## EXTRACT PROVIDED
+++
Landlord Didn't Pay Fees, JMB Blocked Lift Access (2026)

landlord guide to JMB and MC disputes

Landlord Didn't Pay Fees, JMB Blocked Lift Access (2026)

My tenant's lift access was blocked over management fees I owed - what do I do first?

Under the Strata Management Act 2013, unpaid maintenance charges are recovered against the parcel owner - not the tenant - by written demand, then court action, the Strata Management Tribunal, or seizure of the owner's property. Blocking the tenant's lift card is an access-control practice, not a lawful remedy; it targets the wrong party and exposes you to a counter-claim. Settle or arrange the arrears with the management body first, because the debt is yours and the disruption is landing on your tenant.

The panic moment is a tenant's message that the lift card no longer lands on your floor, followed by a management-office call naming an outstanding maintenance-charge balance. The arrears have attached to you, the owner on record, while the lever being pulled - floor-restricted lift access - belongs to the person actually living there. The rest of this page maps who is liable, what the management body can and cannot lawfully do under the Strata Management Act 2013, and the fastest route back to a working lift card without weakening your position.

The law: how unpaid maintenance charges are actually recovered

Under the Strata Management Act 2013, a JMB or management corporation recovers unpaid maintenance charges by first serving a written demand giving at least 14 days to pay. If still unpaid, it may sue in court, file a claim at the Strata Management Tribunal, or recover by seizing the owner's movable property by warrant of attachment. A parcel owner who ignores the demand notice commits an offence punishable by a fine up to RM5,000 or up to 3 years' jail or both, plus up to RM50 a day for a continuing offence.

The word that decides everything is "owner." Every demand, every fine, and every enforcement step attaches to the parcel owner on the strata register - the landlord - never to the tenant occupying the unit. The tenant is an occupant, not a party to the JMB or management corporation. So when maintenance-fee arrears build up, the management body's lawful target is you, even if your tenancy agreement says the tenant will pay the charges.

Recovery step What it means Who it targets
Written demand (at least 14 days to pay) Formal notice of the arrears and the deadline The parcel owner
Civil court action Sue for the arrears as a debt The parcel owner
Strata Management Tribunal claim Low-cost, no-lawyer route up to RM250,000 The parcel owner
Warrant of attachment Seizure of the owner's movable property The parcel owner's assets
Lift-card / barrier restriction Common building practice, not a statutory remedy under the Act Usually the tenant - the wrong person

For the full landlord's-eye view of how a JMB or MC is structured and what it can lawfully reach, read the landlord guide to JMB and MC disputes.
+++
## CHALLENGE A
In the first block of entries, can you copy out every line from the one with "segment this screenshot: for" to the one with "sidebar-subitem-label: 元对象 xyxy=(41,199,81,215)", both included?
The entries that follow are unrelated to the guide on the lift-access dispute.

## DATA SECTION
+++
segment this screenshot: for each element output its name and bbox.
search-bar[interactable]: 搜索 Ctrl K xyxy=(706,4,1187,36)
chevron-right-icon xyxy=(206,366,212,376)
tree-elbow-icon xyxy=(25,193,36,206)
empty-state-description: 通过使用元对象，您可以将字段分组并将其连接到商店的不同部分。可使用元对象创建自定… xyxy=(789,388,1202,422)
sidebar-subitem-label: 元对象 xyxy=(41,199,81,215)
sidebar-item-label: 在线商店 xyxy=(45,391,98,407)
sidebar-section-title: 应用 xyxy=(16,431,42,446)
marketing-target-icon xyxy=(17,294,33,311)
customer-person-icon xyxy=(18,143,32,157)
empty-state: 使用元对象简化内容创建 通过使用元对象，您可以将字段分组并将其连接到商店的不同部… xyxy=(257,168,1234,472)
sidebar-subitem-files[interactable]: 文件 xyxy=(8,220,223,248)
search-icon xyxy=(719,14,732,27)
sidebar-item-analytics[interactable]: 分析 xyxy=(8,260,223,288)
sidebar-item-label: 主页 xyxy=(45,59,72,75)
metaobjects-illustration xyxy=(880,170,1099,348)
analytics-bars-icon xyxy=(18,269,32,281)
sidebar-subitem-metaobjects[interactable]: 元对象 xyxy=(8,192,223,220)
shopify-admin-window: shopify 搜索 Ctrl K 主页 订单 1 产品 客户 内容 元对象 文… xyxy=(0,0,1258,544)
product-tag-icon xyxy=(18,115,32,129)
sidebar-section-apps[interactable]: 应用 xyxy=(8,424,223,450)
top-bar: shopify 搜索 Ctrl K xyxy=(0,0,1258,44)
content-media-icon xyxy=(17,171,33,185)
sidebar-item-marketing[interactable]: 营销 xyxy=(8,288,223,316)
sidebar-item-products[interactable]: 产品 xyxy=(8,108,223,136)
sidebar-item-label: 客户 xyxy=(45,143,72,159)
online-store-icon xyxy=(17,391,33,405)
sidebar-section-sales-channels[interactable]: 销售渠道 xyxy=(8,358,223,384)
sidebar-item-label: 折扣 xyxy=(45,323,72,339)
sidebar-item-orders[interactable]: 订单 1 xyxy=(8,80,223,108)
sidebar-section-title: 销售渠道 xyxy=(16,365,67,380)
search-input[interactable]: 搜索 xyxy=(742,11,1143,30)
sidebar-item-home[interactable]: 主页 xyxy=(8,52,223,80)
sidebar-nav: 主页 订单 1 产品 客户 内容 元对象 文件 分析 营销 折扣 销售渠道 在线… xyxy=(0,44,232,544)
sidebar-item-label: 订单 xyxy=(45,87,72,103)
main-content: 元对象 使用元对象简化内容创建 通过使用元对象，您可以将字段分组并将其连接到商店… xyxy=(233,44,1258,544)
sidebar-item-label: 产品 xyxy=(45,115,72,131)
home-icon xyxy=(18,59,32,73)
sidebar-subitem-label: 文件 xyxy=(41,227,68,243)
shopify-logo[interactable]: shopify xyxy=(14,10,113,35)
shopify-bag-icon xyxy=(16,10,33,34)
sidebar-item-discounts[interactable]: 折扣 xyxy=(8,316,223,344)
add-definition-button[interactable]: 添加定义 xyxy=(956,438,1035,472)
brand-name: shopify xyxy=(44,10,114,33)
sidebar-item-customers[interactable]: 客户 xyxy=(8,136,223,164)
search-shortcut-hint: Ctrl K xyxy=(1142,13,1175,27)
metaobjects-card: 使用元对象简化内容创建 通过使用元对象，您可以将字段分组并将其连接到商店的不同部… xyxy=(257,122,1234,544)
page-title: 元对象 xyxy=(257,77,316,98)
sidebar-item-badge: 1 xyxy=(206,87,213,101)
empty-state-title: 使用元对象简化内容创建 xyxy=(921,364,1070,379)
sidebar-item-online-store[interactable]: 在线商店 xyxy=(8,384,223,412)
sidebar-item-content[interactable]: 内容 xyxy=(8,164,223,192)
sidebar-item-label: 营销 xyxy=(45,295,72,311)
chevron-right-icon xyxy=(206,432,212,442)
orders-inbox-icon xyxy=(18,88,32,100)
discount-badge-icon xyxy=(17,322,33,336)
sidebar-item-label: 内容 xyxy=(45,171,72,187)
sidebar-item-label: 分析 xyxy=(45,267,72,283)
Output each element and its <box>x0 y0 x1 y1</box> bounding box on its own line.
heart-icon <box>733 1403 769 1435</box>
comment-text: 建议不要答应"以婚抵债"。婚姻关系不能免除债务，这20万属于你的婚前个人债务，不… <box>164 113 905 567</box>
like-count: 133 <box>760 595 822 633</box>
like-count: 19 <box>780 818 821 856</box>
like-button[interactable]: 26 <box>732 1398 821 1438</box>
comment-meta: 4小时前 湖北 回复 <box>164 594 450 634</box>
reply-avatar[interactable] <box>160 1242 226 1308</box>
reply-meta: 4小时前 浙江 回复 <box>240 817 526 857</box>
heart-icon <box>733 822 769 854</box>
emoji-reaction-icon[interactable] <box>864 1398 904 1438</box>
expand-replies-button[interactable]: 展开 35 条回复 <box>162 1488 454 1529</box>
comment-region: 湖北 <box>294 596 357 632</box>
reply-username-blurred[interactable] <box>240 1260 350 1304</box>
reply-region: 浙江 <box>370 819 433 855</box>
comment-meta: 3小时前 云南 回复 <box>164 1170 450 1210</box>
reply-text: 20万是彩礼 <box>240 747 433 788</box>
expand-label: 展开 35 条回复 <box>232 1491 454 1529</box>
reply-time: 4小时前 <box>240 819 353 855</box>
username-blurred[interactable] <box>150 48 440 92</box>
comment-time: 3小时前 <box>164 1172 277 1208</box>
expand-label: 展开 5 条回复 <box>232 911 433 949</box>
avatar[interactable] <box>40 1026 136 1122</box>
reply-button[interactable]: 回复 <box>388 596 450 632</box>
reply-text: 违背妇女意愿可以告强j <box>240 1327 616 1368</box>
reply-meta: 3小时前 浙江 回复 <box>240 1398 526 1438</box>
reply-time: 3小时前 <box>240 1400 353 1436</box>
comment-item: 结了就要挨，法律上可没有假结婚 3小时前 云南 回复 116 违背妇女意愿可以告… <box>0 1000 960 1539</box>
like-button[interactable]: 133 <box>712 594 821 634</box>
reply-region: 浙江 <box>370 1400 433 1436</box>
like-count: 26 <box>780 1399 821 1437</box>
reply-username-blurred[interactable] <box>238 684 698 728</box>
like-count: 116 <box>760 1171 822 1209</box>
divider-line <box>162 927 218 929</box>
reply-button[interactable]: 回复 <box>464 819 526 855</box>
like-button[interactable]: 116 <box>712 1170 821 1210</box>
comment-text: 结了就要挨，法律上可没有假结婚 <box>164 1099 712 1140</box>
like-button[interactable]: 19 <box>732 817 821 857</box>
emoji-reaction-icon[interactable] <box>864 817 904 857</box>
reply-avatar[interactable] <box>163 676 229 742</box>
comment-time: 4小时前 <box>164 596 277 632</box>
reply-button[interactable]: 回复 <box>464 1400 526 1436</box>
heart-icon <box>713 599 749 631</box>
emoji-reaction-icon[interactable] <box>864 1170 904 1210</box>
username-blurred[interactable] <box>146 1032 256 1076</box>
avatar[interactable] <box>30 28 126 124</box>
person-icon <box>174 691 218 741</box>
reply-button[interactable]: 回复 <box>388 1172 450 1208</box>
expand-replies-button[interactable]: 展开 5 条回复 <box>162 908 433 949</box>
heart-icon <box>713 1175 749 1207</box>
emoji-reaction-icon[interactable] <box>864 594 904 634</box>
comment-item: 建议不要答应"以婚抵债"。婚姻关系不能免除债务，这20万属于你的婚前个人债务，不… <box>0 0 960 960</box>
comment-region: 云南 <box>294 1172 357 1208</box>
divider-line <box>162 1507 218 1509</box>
+++
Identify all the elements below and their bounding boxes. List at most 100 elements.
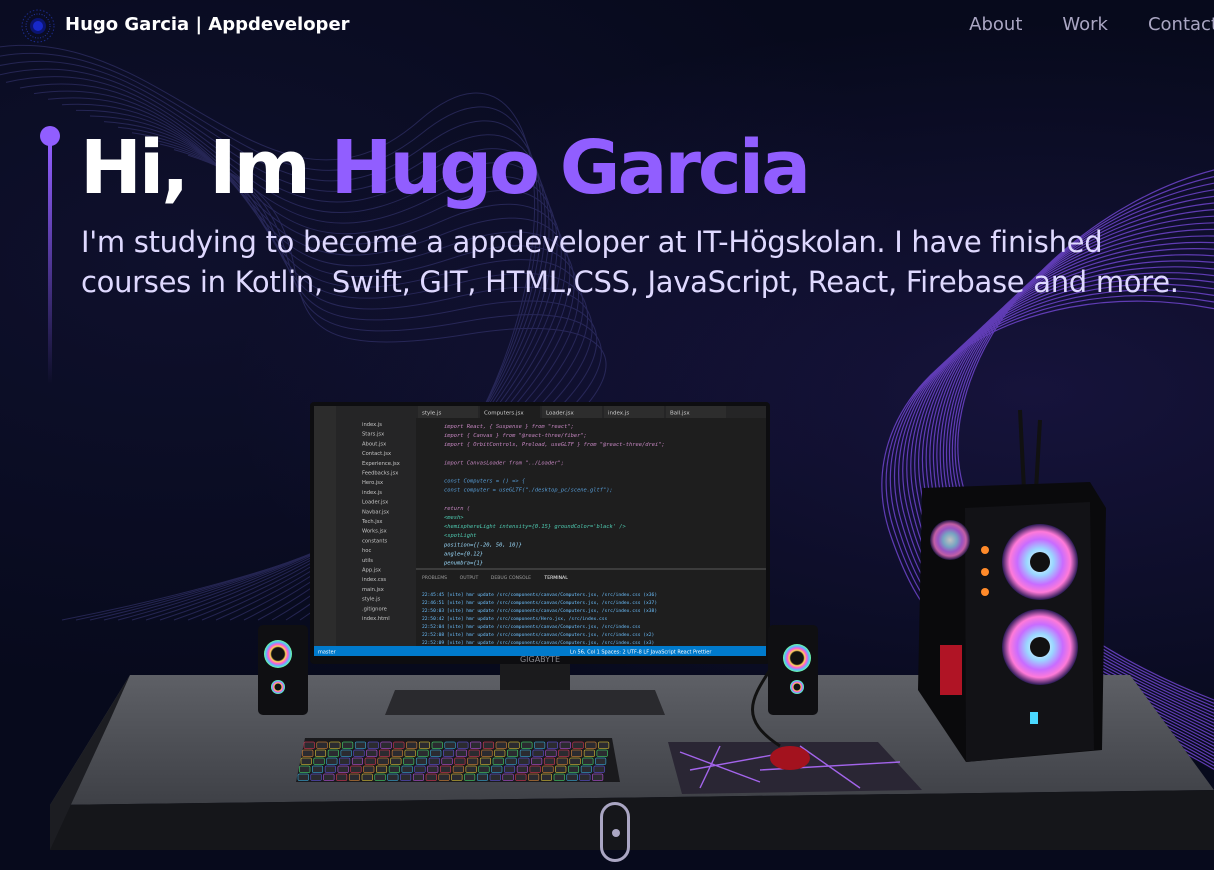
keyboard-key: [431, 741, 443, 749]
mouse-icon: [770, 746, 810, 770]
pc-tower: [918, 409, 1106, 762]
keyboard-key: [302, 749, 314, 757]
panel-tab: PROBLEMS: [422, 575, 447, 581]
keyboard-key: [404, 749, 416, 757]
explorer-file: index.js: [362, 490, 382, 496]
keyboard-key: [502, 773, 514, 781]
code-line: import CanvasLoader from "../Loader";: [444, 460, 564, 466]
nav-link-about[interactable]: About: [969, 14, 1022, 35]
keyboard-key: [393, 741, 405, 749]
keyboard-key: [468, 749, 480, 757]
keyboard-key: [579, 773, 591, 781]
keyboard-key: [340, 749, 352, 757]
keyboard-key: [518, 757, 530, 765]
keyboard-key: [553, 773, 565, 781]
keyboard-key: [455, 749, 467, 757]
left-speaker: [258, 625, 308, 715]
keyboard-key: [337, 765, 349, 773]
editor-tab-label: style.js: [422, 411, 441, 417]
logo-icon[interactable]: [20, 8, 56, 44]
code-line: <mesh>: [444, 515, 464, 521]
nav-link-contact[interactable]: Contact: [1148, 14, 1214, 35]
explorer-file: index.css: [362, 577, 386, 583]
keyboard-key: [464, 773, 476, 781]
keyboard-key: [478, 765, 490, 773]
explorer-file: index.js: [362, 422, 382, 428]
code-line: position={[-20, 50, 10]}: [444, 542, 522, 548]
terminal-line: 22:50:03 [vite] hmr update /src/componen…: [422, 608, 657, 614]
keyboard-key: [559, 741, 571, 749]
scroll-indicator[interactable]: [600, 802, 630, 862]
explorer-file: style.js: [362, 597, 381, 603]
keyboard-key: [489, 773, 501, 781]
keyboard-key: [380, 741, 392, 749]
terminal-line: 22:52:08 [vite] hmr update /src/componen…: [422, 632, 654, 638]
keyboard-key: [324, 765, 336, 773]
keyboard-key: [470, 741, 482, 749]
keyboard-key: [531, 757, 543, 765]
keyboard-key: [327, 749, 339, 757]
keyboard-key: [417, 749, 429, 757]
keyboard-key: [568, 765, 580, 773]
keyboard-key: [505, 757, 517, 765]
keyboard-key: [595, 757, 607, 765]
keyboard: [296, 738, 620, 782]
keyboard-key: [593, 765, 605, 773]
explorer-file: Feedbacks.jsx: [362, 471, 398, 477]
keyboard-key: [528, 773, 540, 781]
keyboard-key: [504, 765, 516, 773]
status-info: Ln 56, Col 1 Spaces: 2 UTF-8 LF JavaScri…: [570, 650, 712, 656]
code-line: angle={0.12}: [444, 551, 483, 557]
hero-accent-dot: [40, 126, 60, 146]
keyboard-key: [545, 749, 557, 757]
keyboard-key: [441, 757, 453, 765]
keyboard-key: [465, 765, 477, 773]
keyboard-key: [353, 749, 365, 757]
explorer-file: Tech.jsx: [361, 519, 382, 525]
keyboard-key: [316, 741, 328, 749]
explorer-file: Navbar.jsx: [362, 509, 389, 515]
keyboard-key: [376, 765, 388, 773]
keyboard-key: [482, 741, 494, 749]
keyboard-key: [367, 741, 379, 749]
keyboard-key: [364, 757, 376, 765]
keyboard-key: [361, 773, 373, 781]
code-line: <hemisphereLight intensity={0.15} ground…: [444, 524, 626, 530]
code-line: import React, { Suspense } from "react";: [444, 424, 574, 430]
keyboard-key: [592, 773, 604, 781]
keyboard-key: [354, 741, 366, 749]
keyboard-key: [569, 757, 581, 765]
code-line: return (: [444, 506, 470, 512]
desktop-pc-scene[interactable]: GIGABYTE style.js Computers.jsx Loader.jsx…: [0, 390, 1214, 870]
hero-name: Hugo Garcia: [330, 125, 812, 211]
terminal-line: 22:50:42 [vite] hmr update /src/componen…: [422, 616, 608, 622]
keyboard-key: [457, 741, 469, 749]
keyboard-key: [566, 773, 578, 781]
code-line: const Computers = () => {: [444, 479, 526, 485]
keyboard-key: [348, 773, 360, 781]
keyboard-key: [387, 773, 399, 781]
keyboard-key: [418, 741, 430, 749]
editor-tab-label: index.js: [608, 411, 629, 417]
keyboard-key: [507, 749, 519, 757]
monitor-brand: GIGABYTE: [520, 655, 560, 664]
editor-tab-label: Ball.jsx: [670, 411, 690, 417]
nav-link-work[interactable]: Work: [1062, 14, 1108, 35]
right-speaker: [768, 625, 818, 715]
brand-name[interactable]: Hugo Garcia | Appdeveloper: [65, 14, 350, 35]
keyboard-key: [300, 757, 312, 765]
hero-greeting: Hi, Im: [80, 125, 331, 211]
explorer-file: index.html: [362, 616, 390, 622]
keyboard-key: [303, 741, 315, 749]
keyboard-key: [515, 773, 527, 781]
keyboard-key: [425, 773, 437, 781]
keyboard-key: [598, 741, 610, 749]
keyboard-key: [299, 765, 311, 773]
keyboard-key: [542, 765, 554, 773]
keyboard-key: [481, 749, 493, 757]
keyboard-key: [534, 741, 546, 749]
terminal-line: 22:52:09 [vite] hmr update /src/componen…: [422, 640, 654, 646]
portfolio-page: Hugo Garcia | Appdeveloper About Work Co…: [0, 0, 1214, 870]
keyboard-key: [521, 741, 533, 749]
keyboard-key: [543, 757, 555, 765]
+++
## CHALLENGE B
In the guide on JMB lift-access disputes, why should a landlord settle or arrange the arrears with the management body first?

## OUTPUT A
segment this screenshot: for each element output its name and bbox.
search-bar[interactable]: 搜索 Ctrl K xyxy=(706,4,1187,36)
chevron-right-icon xyxy=(206,366,212,376)
tree-elbow-icon xyxy=(25,193,36,206)
empty-state-description: 通过使用元对象，您可以将字段分组并将其连接到商店的不同部分。可使用元对象创建自定… xyxy=(789,388,1202,422)
sidebar-subitem-label: 元对象 xyxy=(41,199,81,215)

## OUTPUT B
The debt belongs to the landlord, but the disruption from the blocked lift access falls on the tenant.